## THE TASK
Copy out the entries below precisely; nothing is to be omitted.

^^^^^^^^

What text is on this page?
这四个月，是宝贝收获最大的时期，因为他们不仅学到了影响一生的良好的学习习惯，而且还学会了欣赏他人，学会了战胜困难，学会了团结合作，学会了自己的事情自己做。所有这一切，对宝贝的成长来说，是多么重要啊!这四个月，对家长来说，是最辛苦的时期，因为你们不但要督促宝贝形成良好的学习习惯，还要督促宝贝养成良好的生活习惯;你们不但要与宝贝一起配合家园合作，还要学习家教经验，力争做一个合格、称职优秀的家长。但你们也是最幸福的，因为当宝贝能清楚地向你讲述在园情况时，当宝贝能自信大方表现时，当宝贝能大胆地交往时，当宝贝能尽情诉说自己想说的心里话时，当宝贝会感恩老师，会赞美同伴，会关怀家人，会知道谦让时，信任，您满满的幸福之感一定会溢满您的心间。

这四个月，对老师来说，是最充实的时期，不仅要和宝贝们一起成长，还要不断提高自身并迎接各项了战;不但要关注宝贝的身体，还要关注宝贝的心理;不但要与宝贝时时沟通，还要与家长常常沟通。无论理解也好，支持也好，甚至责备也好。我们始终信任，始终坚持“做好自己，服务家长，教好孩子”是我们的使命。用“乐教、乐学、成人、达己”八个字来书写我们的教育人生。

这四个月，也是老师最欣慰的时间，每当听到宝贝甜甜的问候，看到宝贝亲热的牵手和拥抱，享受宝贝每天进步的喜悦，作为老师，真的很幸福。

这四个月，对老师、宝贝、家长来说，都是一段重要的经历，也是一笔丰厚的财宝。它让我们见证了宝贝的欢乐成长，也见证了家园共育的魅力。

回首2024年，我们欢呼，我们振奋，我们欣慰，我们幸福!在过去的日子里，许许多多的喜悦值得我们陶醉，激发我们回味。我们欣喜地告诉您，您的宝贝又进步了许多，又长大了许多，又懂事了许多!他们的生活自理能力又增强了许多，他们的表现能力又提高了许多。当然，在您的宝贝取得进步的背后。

^^^^^^^^

## FINISHED TASK
What text is on this page?
这四个月，是宝贝收获最大的时期，因为他们不仅学到了影响一生的良好的学习习惯，而且还学会了欣赏他人，学会了战胜困难，学会了团结合作，学会了自己的事情自己做。所有这一切，对宝贝的成长来说，是多么重要啊!这四个月，对家长来说，是最辛苦的时期，因为你们不但要督促宝贝形成良好的学习习惯，还要督促宝贝养成良好的生活习惯;你们不但要与宝贝一起配合家园合作，还要学习家教经验，力争做一个合格、称职优秀的家长。但你们也是最幸福的，因为当宝贝能清楚地向你讲述在园情况时，当宝贝能自信大方表现时，当宝贝能大胆地交往时，当宝贝能尽情诉说自己想说的心里话时，当宝贝会感恩老师，会赞美同伴，会关怀家人，会知道谦让时，信任，您满满的幸福之感一定会溢满您的心间。

这四个月，对老师来说，是最充实的时期，不仅要和宝贝们一起成长，还要不断提高自身并迎接各项了战;不但要关注宝贝的身体，还要关注宝贝的心理;不但要与宝贝时时沟通，还要与家长常常沟通。无论理解也好，支持也好，甚至责备也好。我们始终信任，始终坚持“做好自己，服务家长，教好孩子”是我们的使命。用“乐教、乐学、成人、达己”八个字来书写我们的教育人生。

这四个月，也是老师最欣慰的时间，每当听到宝贝甜甜的问候，看到宝贝亲热的牵手和拥抱，享受宝贝每天进步的喜悦，作为老师，真的很幸福。

这四个月，对老师、宝贝、家长来说，都是一段重要的经历，也是一笔丰厚的财宝。它让我们见证了宝贝的欢乐成长，也见证了家园共育的魅力。

回首2024年，我们欢呼，我们振奋，我们欣慰，我们幸福!在过去的日子里，许许多多的喜悦值得我们陶醉，激发我们回味。我们欣喜地告诉您，您的宝贝又进步了许多，又长大了许多，又懂事了许多!他们的生活自理能力又增强了许多，他们的表现能力又提高了许多。当然，在您的宝贝取得进步的背后。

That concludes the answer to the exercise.